EXTRACTED TEXT ::

So we listened to the entirety of Cormac McCarthy’s No Country for Old Men over the course of two drives: from Jacksonville to St. Pete Beach and back. First off, as far as books-on-CD goes, this one was pretty good. Native Texan Tom Stechshulte manages to get all of the male characters spot on (the women in the novel sound kind of ridiculous though), and the action-filled plot, tight pacing, and simple sentences make for an easy-to-follow-while-driving listening experience (this is my number one criterion for an audiobook–you have to be able to follow the plot while navigating a road littered with truckers and asshole teenagers. F’r’instance, Faulkner’s short stories are almost impossible to follow in audiobook format).

Set in 1980, No Country for Old Men is the story of Llewellyn Moss, a Vietnam vet who stumbles across the aftermath of a drug deal gone bad and a suitcase with 2.4 million dollars in it. Of course, he takes the money and runs. Assassin Chigurh is hot on his heels to collect the drug money, leaving a bloody wake of murder and chaos. Sheriff Bell, a WWII vet who first-person narrates the beginning of each section of the book, is also on the case, trying to track down Llewellyn before he gets himself killed.

WORK ORDER ::
Continue the review of the No Country for Old Men audiobook from the point where it ends. The material after this review of the No Country for Old Men audiobook is not needed.

SOURCE INFORMATION ::
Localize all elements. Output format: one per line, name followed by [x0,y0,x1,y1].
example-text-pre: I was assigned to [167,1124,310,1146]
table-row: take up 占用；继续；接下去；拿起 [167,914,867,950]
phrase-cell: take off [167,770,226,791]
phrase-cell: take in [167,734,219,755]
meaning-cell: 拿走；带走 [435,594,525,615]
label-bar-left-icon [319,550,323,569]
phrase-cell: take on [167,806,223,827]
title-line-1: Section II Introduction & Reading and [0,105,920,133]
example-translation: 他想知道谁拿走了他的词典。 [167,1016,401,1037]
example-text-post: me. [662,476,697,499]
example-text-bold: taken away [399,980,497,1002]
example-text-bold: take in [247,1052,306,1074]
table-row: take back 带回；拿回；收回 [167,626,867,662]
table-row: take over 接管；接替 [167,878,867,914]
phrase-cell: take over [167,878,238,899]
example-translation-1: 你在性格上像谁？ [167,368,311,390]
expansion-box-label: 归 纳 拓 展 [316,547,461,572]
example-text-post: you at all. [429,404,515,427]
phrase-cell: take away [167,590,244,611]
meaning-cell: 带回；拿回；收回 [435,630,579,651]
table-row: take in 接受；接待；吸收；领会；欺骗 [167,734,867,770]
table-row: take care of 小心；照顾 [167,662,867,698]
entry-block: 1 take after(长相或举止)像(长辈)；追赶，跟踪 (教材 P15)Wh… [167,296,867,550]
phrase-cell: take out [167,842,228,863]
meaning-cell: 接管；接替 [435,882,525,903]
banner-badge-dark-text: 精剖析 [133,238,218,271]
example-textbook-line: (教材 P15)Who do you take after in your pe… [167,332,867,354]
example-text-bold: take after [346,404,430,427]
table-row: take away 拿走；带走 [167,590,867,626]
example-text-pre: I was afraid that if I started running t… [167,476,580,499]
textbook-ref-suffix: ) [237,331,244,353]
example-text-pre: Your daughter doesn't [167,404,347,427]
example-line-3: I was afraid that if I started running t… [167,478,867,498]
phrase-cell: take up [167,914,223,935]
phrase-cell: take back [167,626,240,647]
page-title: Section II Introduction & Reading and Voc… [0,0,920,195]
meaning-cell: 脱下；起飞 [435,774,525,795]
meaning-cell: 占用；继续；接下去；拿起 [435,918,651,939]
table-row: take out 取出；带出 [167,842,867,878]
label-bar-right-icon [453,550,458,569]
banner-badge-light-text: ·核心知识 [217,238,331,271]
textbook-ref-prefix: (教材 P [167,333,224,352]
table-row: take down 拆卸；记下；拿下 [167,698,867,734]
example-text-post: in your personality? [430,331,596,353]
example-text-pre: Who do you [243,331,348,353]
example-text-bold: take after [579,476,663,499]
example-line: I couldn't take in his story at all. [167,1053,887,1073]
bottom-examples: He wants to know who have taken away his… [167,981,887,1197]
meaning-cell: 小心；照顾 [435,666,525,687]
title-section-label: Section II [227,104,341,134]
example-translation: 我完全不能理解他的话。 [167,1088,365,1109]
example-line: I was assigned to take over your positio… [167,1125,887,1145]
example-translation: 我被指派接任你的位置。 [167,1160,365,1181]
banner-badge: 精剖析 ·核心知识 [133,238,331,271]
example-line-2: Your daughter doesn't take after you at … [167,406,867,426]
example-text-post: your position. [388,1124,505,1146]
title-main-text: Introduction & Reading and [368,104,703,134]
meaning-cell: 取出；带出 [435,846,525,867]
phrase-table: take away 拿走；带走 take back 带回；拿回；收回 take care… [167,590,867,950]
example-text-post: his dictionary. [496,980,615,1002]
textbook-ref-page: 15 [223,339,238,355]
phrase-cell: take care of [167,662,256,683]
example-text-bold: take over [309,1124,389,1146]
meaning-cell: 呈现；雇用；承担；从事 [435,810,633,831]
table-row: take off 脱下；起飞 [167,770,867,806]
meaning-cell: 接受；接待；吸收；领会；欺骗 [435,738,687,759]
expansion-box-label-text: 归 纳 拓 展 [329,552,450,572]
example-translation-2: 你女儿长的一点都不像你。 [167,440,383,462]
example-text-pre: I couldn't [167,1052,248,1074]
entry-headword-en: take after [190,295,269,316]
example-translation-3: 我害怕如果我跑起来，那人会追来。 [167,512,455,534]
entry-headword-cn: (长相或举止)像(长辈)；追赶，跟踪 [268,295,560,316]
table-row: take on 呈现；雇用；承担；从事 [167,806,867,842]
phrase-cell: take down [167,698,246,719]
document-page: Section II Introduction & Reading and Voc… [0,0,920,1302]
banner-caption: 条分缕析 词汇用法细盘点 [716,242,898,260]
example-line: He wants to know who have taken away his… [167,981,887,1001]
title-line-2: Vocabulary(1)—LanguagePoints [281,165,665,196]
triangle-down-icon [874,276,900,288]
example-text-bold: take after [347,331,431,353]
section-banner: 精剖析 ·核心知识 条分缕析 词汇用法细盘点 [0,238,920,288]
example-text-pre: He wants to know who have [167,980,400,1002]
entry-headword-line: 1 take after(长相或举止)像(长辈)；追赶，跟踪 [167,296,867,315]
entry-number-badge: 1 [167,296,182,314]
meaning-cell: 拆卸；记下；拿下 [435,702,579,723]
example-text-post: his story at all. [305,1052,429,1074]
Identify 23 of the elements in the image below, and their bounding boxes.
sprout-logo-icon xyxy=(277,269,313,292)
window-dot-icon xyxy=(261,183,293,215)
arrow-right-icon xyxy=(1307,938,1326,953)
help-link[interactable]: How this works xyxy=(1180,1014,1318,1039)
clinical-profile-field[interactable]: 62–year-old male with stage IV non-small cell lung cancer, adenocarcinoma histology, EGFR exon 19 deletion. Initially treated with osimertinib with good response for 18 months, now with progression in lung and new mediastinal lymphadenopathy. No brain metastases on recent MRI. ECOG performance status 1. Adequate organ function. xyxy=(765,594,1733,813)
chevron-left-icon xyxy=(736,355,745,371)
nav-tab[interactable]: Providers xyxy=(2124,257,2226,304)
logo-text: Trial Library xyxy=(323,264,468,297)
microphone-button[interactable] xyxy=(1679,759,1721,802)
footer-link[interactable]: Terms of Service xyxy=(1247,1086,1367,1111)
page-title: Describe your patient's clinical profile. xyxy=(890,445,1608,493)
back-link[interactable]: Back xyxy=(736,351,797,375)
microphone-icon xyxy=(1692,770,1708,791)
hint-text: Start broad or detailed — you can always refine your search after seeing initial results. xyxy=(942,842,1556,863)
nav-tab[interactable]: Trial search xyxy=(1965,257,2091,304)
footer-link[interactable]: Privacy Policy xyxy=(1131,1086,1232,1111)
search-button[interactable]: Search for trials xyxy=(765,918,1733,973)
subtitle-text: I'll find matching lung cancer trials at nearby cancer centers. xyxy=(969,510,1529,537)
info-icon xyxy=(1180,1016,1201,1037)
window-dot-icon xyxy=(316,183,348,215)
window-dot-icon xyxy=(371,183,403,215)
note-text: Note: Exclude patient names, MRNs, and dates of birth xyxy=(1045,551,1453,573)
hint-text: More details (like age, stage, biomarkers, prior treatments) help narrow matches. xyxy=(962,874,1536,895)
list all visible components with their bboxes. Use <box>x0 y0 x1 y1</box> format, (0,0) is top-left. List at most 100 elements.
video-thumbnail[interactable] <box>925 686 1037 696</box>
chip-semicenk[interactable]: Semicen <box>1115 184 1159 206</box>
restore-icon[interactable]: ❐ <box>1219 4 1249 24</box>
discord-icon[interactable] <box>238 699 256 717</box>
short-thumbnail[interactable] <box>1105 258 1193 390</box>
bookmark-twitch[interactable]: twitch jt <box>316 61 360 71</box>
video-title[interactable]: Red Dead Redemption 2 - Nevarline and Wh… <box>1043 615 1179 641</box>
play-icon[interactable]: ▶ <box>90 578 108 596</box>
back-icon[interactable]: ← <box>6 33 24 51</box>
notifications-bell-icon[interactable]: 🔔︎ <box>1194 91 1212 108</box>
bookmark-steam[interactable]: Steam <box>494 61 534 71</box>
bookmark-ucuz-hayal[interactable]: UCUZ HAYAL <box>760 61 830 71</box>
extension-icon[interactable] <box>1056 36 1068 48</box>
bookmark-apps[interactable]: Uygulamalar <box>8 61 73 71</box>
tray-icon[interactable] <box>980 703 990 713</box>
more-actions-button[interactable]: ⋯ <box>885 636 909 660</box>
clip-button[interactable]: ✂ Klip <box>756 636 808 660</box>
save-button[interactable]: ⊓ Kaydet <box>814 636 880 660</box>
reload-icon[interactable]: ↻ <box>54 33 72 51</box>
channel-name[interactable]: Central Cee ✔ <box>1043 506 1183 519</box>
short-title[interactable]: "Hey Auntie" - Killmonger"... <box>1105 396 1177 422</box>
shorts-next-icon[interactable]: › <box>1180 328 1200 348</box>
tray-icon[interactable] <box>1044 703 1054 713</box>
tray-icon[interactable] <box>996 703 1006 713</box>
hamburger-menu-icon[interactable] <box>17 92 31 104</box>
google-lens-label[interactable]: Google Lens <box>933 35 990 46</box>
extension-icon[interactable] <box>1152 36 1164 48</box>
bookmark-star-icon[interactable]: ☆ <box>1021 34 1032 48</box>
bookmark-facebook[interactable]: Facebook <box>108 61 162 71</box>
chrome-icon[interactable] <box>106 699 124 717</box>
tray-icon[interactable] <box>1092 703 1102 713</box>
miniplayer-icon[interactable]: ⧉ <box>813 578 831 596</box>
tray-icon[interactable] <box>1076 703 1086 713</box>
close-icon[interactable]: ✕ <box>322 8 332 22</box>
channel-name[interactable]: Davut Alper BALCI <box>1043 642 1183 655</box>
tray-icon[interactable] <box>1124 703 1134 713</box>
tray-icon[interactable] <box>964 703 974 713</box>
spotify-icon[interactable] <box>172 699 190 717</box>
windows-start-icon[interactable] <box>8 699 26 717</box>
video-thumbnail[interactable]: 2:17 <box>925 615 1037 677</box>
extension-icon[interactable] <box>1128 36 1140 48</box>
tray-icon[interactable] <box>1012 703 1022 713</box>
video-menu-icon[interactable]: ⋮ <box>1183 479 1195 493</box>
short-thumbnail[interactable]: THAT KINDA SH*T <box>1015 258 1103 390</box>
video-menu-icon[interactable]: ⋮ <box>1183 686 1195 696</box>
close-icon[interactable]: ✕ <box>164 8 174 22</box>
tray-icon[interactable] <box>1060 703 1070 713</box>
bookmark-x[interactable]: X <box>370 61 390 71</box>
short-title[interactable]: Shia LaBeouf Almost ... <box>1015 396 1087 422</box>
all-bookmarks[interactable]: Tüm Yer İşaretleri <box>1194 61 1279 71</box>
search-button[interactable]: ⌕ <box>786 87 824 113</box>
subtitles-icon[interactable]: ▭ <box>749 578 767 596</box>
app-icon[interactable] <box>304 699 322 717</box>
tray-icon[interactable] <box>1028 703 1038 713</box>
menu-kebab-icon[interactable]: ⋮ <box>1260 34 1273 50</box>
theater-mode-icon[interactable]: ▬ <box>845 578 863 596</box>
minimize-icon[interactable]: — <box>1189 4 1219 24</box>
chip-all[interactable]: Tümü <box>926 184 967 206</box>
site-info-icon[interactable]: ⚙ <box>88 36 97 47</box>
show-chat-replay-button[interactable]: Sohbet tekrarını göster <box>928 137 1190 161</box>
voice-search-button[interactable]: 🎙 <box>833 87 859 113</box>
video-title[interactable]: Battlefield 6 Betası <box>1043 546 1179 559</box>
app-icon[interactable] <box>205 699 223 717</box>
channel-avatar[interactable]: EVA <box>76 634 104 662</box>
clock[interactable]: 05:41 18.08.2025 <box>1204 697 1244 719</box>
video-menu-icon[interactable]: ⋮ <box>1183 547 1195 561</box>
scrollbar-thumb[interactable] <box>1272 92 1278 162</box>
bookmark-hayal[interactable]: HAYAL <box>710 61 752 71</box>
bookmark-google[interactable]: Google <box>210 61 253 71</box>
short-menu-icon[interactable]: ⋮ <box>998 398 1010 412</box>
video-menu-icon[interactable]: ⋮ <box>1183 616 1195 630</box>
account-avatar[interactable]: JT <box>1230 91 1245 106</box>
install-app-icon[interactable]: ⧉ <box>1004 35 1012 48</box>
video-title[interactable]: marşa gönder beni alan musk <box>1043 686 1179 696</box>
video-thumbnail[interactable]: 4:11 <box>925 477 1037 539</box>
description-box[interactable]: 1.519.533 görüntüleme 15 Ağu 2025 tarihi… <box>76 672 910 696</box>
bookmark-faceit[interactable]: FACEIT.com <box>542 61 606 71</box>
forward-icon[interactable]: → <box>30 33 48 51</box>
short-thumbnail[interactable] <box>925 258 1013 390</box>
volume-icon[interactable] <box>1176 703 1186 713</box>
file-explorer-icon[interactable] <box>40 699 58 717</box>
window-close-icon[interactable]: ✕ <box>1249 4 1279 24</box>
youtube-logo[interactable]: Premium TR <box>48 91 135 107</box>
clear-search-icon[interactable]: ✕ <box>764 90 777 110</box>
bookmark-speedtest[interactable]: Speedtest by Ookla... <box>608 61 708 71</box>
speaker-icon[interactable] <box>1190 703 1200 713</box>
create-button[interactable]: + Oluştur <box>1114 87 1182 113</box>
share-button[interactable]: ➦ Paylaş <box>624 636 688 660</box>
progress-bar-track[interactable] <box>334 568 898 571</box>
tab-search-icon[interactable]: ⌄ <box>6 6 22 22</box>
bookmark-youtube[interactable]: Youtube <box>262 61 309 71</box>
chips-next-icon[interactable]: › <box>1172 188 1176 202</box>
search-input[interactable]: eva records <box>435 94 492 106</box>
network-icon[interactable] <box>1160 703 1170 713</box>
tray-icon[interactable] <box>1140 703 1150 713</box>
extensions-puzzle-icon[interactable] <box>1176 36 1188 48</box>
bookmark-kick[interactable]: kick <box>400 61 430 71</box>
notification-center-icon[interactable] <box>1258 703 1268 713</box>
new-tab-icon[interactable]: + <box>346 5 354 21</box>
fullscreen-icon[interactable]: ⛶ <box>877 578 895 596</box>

ANSWER BELOW ::
The first five discs (of seven) of the book were excellent–an exercise in genre fiction–the crime-suspense novel–that transcends the limits of the genre’s tropes. McCarthy’s spare prose moves at just the right pace, with just the right amount of “literary” interjection. However, the end of the novel morphs (evolves or devolves?) into a meditation on war and the changing nature of America and the American people. McCarthy’s symbols and metaphors seem heavy-handed and downright clunky at times, and in the end, the book becomes something of a reflection on personal failures and regrets, and how these personal failures add up to national failures.

Perhaps because I was driving, and because I had been so involved with characters over the course of five compact discs who suddenly disappeared in the narrative, I was disappointed in the end. Perhaps if I had read the book instead of listening to it on compact disc while driving, I would have found the ending more profound, or even enjoyable. Who knows–reading books vs. listening to them is probably a subject for another post. I do think that the Coen brothers will make a fantastic movie out of this story–potentially on par with Fargo. We’ll see.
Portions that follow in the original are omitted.